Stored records
---

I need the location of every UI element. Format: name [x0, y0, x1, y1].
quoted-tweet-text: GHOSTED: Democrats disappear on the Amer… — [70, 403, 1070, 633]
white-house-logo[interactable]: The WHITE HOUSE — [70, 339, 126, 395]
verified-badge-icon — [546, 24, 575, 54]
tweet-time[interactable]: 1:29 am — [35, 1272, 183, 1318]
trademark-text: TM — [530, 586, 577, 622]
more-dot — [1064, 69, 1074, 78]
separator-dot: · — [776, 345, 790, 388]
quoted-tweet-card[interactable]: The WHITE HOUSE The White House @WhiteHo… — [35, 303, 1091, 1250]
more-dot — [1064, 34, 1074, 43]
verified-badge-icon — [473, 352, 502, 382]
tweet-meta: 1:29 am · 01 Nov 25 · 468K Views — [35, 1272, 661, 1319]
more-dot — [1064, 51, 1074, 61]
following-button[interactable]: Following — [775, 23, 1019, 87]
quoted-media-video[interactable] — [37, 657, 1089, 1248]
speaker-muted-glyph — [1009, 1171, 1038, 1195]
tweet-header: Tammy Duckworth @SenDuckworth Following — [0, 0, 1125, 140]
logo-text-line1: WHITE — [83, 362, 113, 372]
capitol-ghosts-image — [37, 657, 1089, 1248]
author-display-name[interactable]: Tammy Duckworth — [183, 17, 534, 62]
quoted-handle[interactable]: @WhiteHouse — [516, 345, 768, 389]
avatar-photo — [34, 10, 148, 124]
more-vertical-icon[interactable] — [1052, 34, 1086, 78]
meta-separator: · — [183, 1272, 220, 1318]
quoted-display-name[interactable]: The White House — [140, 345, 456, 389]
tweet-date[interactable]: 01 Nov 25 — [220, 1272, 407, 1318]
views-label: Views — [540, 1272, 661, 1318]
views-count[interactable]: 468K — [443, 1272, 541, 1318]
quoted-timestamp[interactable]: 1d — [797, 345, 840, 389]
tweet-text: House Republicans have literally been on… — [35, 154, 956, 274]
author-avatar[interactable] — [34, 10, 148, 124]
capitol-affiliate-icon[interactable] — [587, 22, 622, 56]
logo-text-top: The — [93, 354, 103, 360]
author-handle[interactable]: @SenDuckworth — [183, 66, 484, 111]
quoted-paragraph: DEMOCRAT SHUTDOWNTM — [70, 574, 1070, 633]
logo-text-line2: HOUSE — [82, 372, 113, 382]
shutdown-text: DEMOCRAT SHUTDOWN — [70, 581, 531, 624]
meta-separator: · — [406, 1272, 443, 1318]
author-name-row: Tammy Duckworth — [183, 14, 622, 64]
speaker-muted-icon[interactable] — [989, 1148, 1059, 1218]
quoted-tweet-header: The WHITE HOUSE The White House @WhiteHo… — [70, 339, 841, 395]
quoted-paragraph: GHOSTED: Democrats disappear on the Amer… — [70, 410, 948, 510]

---

• SHORT PROBLEM
Turn every line of the listing above into a numbered list, leaving out any blank lines.

• OUTPUT OF THE EXERCISE
1. I need the location of every UI element. Format: name [x0, y0, x1, y1].
2. quoted-tweet-text: GHOSTED: Democrats disappear on the Amer… — [70, 403, 1070, 633]
3. white-house-logo[interactable]: The WHITE HOUSE — [70, 339, 126, 395]
4. verified-badge-icon — [546, 24, 575, 54]
5. tweet-time[interactable]: 1:29 am — [35, 1272, 183, 1318]
6. trademark-text: TM — [530, 586, 577, 622]
7. more-dot — [1064, 69, 1074, 78]
8. separator-dot: · — [776, 345, 790, 388]
9. quoted-tweet-card[interactable]: The WHITE HOUSE The White House @WhiteHo… — [35, 303, 1091, 1250]
10. more-dot — [1064, 34, 1074, 43]
11. verified-badge-icon — [473, 352, 502, 382]
12. tweet-meta: 1:29 am · 01 Nov 25 · 468K Views — [35, 1272, 661, 1319]
13. more-dot — [1064, 51, 1074, 61]
14. following-button[interactable]: Following — [775, 23, 1019, 87]
15. quoted-media-video[interactable] — [37, 657, 1089, 1248]
16. speaker-muted-glyph — [1009, 1171, 1038, 1195]
17. tweet-header: Tammy Duckworth @SenDuckworth Following — [0, 0, 1125, 140]
18. logo-text-line1: WHITE — [83, 362, 113, 372]
19. capitol-ghosts-image — [37, 657, 1089, 1248]
20. author-display-name[interactable]: Tammy Duckworth — [183, 17, 534, 62]
21. quoted-handle[interactable]: @WhiteHouse — [516, 345, 768, 389]
22. avatar-photo — [34, 10, 148, 124]
23. more-vertical-icon[interactable] — [1052, 34, 1086, 78]
24. meta-separator: · — [183, 1272, 220, 1318]
25. quoted-display-name[interactable]: The White House — [140, 345, 456, 389]
26. tweet-date[interactable]: 01 Nov 25 — [220, 1272, 407, 1318]
27. views-label: Views — [540, 1272, 661, 1318]
28. views-count[interactable]: 468K — [443, 1272, 541, 1318]
29. quoted-timestamp[interactable]: 1d — [797, 345, 840, 389]
30. tweet-text: House Republicans have literally been on… — [35, 154, 956, 274]
31. author-avatar[interactable] — [34, 10, 148, 124]
32. capitol-affiliate-icon[interactable] — [587, 22, 622, 56]
33. logo-text-top: The — [93, 354, 103, 360]
34. author-handle[interactable]: @SenDuckworth — [183, 66, 484, 111]
35. quoted-paragraph: DEMOCRAT SHUTDOWNTM — [70, 574, 1070, 633]
36. logo-text-line2: HOUSE — [82, 372, 113, 382]
37. shutdown-text: DEMOCRAT SHUTDOWN — [70, 581, 531, 624]
38. meta-separator: · — [406, 1272, 443, 1318]
39. author-name-row: Tammy Duckworth — [183, 14, 622, 64]
40. speaker-muted-icon[interactable] — [989, 1148, 1059, 1218]
41. quoted-tweet-header: The WHITE HOUSE The White House @WhiteHo… — [70, 339, 841, 395]
42. quoted-paragraph: GHOSTED: Democrats disappear on the Amer… — [70, 410, 948, 510]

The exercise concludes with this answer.